WORK INSTRUCTIONS: Your task is to output the entries below word for word.
========================================
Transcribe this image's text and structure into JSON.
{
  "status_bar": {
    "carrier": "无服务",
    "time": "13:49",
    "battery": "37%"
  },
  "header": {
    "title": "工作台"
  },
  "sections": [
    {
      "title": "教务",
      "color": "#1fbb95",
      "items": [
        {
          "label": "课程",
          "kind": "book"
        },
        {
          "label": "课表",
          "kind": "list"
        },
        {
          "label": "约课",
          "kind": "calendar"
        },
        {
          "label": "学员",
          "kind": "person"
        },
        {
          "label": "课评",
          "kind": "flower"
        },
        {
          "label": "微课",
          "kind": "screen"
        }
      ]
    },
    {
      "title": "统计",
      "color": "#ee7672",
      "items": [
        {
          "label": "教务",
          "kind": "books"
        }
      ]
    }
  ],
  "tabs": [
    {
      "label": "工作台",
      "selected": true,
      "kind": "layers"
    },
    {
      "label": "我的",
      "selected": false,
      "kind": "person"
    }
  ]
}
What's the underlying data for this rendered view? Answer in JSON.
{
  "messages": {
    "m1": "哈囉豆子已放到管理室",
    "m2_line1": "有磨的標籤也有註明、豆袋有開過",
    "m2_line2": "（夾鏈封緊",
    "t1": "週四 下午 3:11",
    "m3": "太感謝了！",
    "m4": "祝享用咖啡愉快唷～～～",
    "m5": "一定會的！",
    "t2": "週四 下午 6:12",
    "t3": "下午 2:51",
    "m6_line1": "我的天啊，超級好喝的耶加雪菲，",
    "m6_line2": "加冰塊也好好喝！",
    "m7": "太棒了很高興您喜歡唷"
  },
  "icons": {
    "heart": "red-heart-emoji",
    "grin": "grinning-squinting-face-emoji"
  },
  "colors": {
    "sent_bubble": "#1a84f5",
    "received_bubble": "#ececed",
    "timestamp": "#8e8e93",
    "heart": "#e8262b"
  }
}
========================================
RESPONSE TO THE TASK:
Transcribe this image's text and structure into JSON.
{
  "status_bar": {
    "carrier": "无服务",
    "time": "13:49",
    "battery": "37%"
  },
  "header": {
    "title": "工作台"
  },
  "sections": [
    {
      "title": "教务",
      "color": "#1fbb95",
      "items": [
        {
          "label": "课程",
          "kind": "book"
        },
        {
          "label": "课表",
          "kind": "list"
        },
        {
          "label": "约课",
          "kind": "calendar"
        },
        {
          "label": "学员",
          "kind": "person"
        },
        {
          "label": "课评",
          "kind": "flower"
        },
        {
          "label": "微课",
          "kind": "screen"
        }
      ]
    },
    {
      "title": "统计",
      "color": "#ee7672",
      "items": [
        {
          "label": "教务",
          "kind": "books"
        }
      ]
    }
  ],
  "tabs": [
    {
      "label": "工作台",
      "selected": true,
      "kind": "layers"
    },
    {
      "label": "我的",
      "selected": false,
      "kind": "person"
    }
  ]
}
What's the underlying data for this rendered view? Answer in JSON.
{
  "messages": {
    "m1": "哈囉豆子已放到管理室",
    "m2_line1": "有磨的標籤也有註明、豆袋有開過",
    "m2_line2": "（夾鏈封緊",
    "t1": "週四 下午 3:11",
    "m3": "太感謝了！",
    "m4": "祝享用咖啡愉快唷～～～",
    "m5": "一定會的！",
    "t2": "週四 下午 6:12",
    "t3": "下午 2:51",
    "m6_line1": "我的天啊，超級好喝的耶加雪菲，",
    "m6_line2": "加冰塊也好好喝！",
    "m7": "太棒了很高興您喜歡唷"
  },
  "icons": {
    "heart": "red-heart-emoji",
    "grin": "grinning-squinting-face-emoji"
  },
  "colors": {
    "sent_bubble": "#1a84f5",
    "received_bubble": "#ececed",
    "timestamp": "#8e8e93",
    "heart": "#e8262b"
  }
}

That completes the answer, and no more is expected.